------ Supplied entries

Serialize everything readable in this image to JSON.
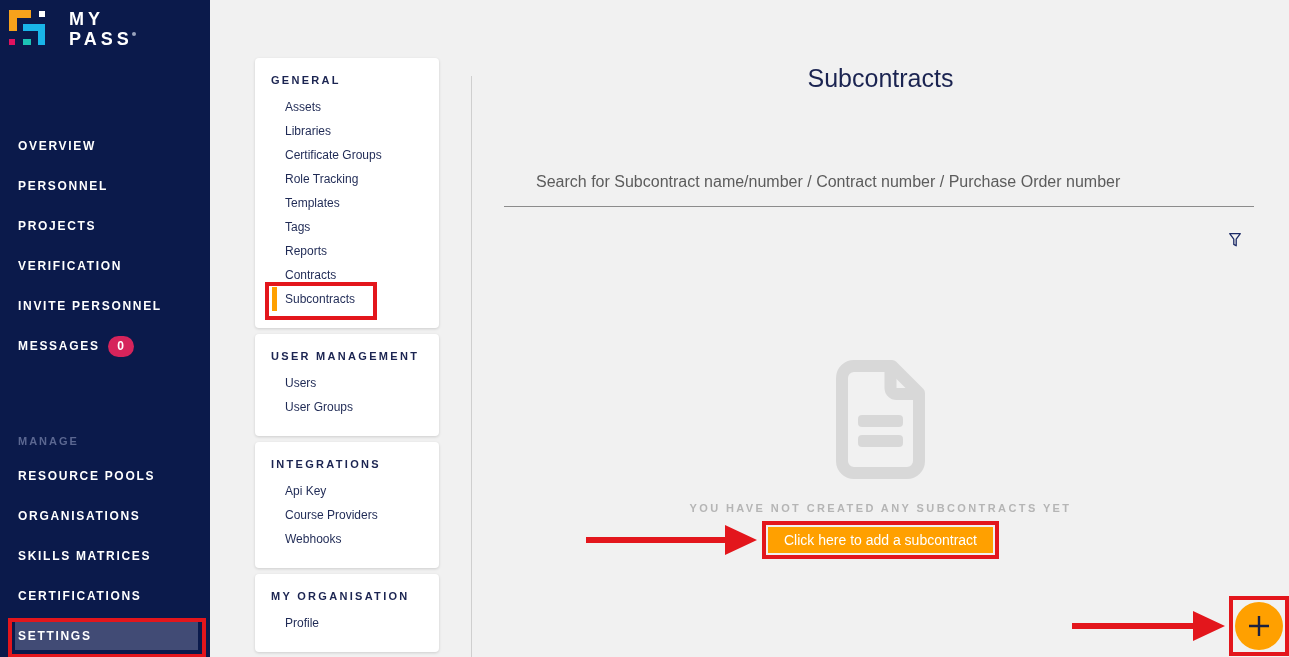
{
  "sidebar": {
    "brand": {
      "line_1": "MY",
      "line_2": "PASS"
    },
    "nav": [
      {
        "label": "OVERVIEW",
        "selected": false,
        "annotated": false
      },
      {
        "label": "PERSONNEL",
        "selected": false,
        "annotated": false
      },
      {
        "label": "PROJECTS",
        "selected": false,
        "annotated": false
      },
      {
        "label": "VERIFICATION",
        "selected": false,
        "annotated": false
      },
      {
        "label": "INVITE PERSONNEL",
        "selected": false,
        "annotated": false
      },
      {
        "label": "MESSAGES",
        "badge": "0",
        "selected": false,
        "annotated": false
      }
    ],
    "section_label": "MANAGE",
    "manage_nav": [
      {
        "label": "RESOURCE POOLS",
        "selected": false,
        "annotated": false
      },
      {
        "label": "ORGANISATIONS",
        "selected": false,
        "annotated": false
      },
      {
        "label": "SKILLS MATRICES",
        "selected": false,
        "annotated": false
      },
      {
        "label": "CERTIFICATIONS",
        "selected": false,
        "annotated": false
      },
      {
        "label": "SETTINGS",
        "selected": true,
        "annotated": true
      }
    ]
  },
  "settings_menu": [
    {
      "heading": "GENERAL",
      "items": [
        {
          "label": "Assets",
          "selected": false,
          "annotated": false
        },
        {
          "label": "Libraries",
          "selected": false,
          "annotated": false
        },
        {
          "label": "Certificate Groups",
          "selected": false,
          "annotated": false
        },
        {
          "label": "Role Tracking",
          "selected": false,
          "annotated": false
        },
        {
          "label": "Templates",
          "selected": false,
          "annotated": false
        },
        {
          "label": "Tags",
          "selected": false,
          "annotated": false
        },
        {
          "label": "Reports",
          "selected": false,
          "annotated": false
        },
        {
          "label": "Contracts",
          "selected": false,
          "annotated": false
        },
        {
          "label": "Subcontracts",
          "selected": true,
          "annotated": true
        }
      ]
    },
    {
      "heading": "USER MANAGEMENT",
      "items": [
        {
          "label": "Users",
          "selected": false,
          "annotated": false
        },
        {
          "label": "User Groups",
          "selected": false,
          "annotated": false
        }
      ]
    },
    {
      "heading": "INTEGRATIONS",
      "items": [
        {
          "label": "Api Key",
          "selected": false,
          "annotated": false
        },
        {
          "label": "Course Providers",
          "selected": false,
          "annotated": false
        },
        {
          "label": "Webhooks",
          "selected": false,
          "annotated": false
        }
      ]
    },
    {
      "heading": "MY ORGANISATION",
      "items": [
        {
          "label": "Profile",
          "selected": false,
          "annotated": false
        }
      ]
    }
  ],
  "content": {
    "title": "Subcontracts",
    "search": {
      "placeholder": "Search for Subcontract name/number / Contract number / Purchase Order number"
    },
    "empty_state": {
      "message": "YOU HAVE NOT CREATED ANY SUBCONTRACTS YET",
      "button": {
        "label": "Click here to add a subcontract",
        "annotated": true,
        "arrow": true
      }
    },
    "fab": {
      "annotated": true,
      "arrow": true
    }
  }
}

------------
------ Supplied entries

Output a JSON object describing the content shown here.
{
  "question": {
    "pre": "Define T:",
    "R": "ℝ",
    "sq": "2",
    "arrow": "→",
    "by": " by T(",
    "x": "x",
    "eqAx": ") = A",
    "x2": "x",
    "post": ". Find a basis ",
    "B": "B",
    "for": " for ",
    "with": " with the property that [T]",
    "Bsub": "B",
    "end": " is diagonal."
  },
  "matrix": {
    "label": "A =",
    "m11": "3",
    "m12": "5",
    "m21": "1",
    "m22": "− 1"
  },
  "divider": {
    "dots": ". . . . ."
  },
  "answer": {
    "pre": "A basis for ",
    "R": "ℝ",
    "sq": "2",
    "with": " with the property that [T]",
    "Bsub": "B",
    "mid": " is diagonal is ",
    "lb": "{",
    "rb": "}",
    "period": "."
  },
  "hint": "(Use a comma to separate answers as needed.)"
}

------------

§ **What is expected**: Filter the entries down to the lines containing "true". Copy each of those lines.

§ **Exercise result**:
        "selected": true,
        "annotated": true
          "selected": true,
          "annotated": true
        "annotated": true,
        "arrow": true
      "annotated": true,
      "arrow": true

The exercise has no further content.